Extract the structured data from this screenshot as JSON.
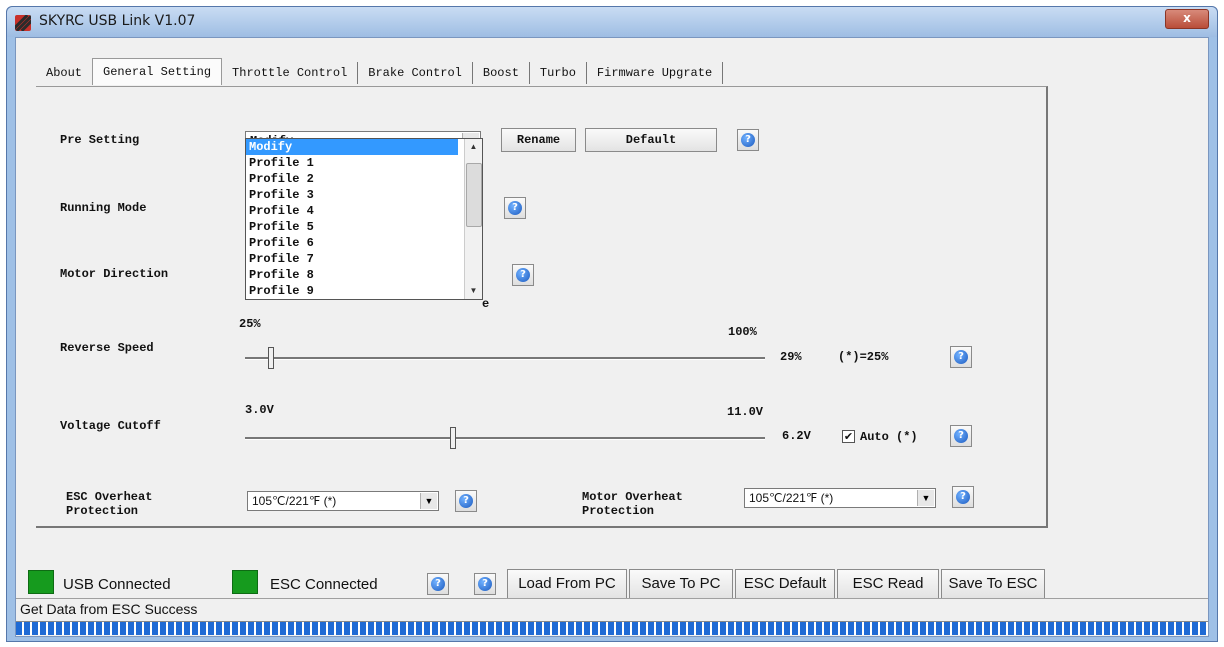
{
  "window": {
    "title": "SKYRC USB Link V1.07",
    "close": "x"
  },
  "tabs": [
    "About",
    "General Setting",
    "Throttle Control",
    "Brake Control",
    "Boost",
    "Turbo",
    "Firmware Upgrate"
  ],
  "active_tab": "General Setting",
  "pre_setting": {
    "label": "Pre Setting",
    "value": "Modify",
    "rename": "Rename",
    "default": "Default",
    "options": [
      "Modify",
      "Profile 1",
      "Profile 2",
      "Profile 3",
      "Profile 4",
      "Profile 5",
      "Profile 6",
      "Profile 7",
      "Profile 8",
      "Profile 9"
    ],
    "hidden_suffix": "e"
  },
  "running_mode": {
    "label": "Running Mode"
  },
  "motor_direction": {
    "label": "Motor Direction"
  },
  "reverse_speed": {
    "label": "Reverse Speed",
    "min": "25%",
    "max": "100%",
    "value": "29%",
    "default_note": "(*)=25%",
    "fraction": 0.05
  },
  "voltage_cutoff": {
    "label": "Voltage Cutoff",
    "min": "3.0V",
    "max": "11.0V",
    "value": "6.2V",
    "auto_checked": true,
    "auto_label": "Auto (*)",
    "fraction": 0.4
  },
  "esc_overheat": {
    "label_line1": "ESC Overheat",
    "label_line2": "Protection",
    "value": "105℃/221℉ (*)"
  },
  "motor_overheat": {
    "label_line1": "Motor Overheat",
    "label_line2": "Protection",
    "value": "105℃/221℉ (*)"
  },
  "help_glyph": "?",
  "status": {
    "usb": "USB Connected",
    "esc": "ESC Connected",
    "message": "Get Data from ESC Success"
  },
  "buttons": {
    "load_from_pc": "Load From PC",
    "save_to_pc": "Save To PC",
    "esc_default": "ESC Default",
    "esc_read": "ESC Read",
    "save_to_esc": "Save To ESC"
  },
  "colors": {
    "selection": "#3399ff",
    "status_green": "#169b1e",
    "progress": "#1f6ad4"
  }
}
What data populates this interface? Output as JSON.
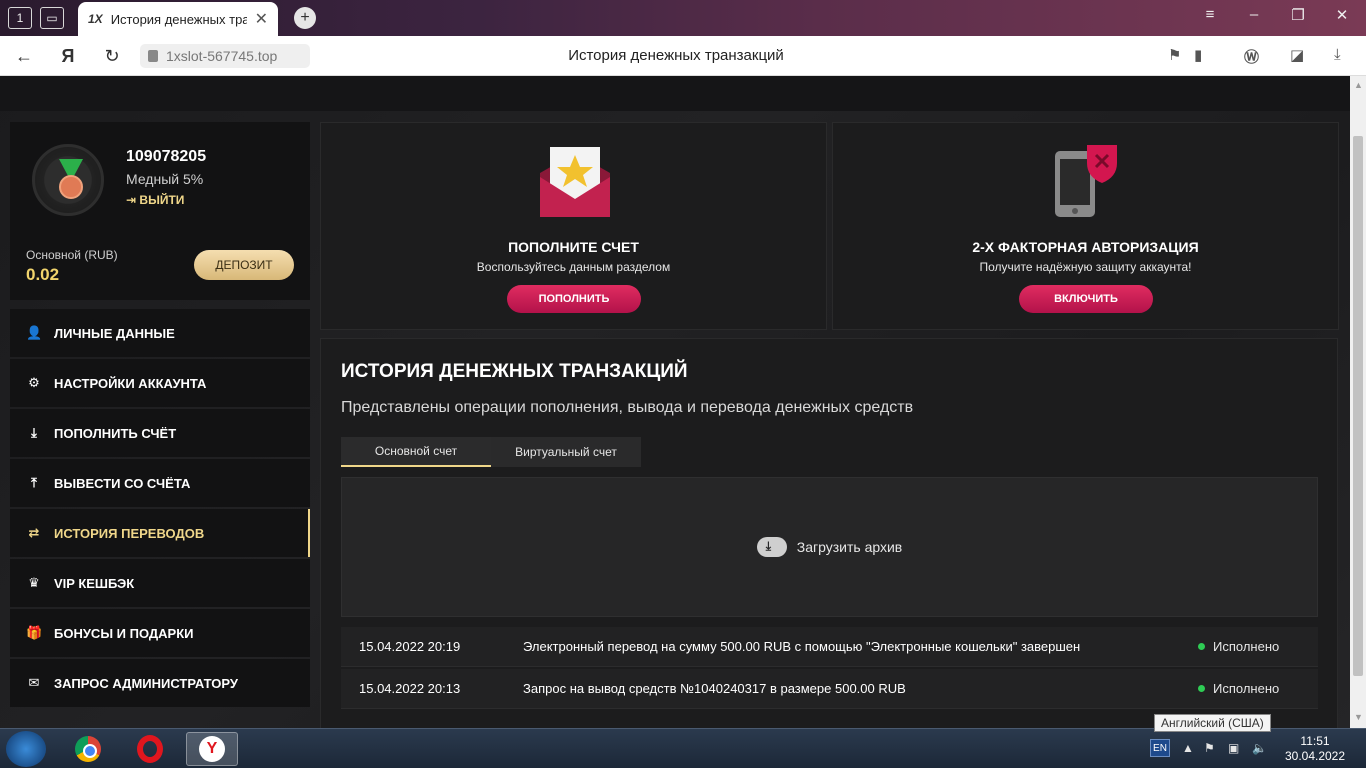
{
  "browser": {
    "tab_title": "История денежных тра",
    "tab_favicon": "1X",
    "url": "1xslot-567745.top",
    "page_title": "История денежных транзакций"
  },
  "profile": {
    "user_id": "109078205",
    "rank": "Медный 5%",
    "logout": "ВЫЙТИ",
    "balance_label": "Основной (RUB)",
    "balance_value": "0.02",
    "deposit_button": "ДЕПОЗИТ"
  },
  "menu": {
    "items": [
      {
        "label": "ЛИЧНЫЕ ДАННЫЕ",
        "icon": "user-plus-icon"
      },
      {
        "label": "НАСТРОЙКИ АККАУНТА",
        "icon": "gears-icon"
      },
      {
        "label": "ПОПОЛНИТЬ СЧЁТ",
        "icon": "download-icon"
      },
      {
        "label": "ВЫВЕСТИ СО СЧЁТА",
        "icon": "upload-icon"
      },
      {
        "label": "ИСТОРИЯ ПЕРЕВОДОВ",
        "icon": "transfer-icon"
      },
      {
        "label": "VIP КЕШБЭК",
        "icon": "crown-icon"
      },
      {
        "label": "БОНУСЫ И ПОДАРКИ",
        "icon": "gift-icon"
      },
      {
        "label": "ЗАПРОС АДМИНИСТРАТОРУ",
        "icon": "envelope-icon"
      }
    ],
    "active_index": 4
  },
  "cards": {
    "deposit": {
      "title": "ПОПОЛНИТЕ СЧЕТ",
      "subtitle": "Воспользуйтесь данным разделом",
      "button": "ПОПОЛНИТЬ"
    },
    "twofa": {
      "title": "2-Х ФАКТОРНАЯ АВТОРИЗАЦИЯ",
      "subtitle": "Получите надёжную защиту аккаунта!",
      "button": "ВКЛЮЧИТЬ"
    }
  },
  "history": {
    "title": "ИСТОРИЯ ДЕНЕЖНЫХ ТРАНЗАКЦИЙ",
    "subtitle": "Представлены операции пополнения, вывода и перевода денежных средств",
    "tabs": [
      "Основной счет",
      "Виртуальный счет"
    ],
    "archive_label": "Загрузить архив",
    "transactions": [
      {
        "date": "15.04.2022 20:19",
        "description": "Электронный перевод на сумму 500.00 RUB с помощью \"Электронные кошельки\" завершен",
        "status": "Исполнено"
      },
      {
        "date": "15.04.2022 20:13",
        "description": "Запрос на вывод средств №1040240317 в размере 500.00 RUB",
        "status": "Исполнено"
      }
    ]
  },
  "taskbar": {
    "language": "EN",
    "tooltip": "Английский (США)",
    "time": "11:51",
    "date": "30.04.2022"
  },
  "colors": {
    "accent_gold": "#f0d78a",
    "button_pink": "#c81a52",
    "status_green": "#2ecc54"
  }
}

### What you need to do
Print all of the entries word for word. Omit the pictures they contain.

### Answer to this task
Extract the structured data from this screenshot as JSON.
{
  "window": {
    "title": "SKYRC USB Link V1.07",
    "close": "x"
  },
  "tabs": [
    "About",
    "General Setting",
    "Throttle Control",
    "Brake Control",
    "Boost",
    "Turbo",
    "Firmware Upgrate"
  ],
  "active_tab": "General Setting",
  "pre_setting": {
    "label": "Pre Setting",
    "value": "Modify",
    "rename": "Rename",
    "default": "Default",
    "options": [
      "Modify",
      "Profile 1",
      "Profile 2",
      "Profile 3",
      "Profile 4",
      "Profile 5",
      "Profile 6",
      "Profile 7",
      "Profile 8",
      "Profile 9"
    ],
    "hidden_suffix": "e"
  },
  "running_mode": {
    "label": "Running Mode"
  },
  "motor_direction": {
    "label": "Motor Direction"
  },
  "reverse_speed": {
    "label": "Reverse Speed",
    "min": "25%",
    "max": "100%",
    "value": "29%",
    "default_note": "(*)=25%",
    "fraction": 0.05
  },
  "voltage_cutoff": {
    "label": "Voltage Cutoff",
    "min": "3.0V",
    "max": "11.0V",
    "value": "6.2V",
    "auto_checked": true,
    "auto_label": "Auto (*)",
    "fraction": 0.4
  },
  "esc_overheat": {
    "label_line1": "ESC Overheat",
    "label_line2": "Protection",
    "value": "105℃/221℉ (*)"
  },
  "motor_overheat": {
    "label_line1": "Motor Overheat",
    "label_line2": "Protection",
    "value": "105℃/221℉ (*)"
  },
  "help_glyph": "?",
  "status": {
    "usb": "USB Connected",
    "esc": "ESC Connected",
    "message": "Get Data from ESC Success"
  },
  "buttons": {
    "load_from_pc": "Load From PC",
    "save_to_pc": "Save To PC",
    "esc_default": "ESC Default",
    "esc_read": "ESC Read",
    "save_to_esc": "Save To ESC"
  },
  "colors": {
    "selection": "#3399ff",
    "status_green": "#169b1e",
    "progress": "#1f6ad4"
  }
}
What data populates this interface? Output as JSON.
{
  "browser": {
    "tab_title": "История денежных тра",
    "tab_favicon": "1X",
    "url": "1xslot-567745.top",
    "page_title": "История денежных транзакций"
  },
  "profile": {
    "user_id": "109078205",
    "rank": "Медный 5%",
    "logout": "ВЫЙТИ",
    "balance_label": "Основной (RUB)",
    "balance_value": "0.02",
    "deposit_button": "ДЕПОЗИТ"
  },
  "menu": {
    "items": [
      {
        "label": "ЛИЧНЫЕ ДАННЫЕ",
        "icon": "user-plus-icon"
      },
      {
        "label": "НАСТРОЙКИ АККАУНТА",
        "icon": "gears-icon"
      },
      {
        "label": "ПОПОЛНИТЬ СЧЁТ",
        "icon": "download-icon"
      },
      {
        "label": "ВЫВЕСТИ СО СЧЁТА",
        "icon": "upload-icon"
      },
      {
        "label": "ИСТОРИЯ ПЕРЕВОДОВ",
        "icon": "transfer-icon"
      },
      {
        "label": "VIP КЕШБЭК",
        "icon": "crown-icon"
      },
      {
        "label": "БОНУСЫ И ПОДАРКИ",
        "icon": "gift-icon"
      },
      {
        "label": "ЗАПРОС АДМИНИСТРАТОРУ",
        "icon": "envelope-icon"
      }
    ],
    "active_index": 4
  },
  "cards": {
    "deposit": {
      "title": "ПОПОЛНИТЕ СЧЕТ",
      "subtitle": "Воспользуйтесь данным разделом",
      "button": "ПОПОЛНИТЬ"
    },
    "twofa": {
      "title": "2-Х ФАКТОРНАЯ АВТОРИЗАЦИЯ",
      "subtitle": "Получите надёжную защиту аккаунта!",
      "button": "ВКЛЮЧИТЬ"
    }
  },
  "history": {
    "title": "ИСТОРИЯ ДЕНЕЖНЫХ ТРАНЗАКЦИЙ",
    "subtitle": "Представлены операции пополнения, вывода и перевода денежных средств",
    "tabs": [
      "Основной счет",
      "Виртуальный счет"
    ],
    "archive_label": "Загрузить архив",
    "transactions": [
      {
        "date": "15.04.2022 20:19",
        "description": "Электронный перевод на сумму 500.00 RUB с помощью \"Электронные кошельки\" завершен",
        "status": "Исполнено"
      },
      {
        "date": "15.04.2022 20:13",
        "description": "Запрос на вывод средств №1040240317 в размере 500.00 RUB",
        "status": "Исполнено"
      }
    ]
  },
  "taskbar": {
    "language": "EN",
    "tooltip": "Английский (США)",
    "time": "11:51",
    "date": "30.04.2022"
  },
  "colors": {
    "accent_gold": "#f0d78a",
    "button_pink": "#c81a52",
    "status_green": "#2ecc54"
  }
}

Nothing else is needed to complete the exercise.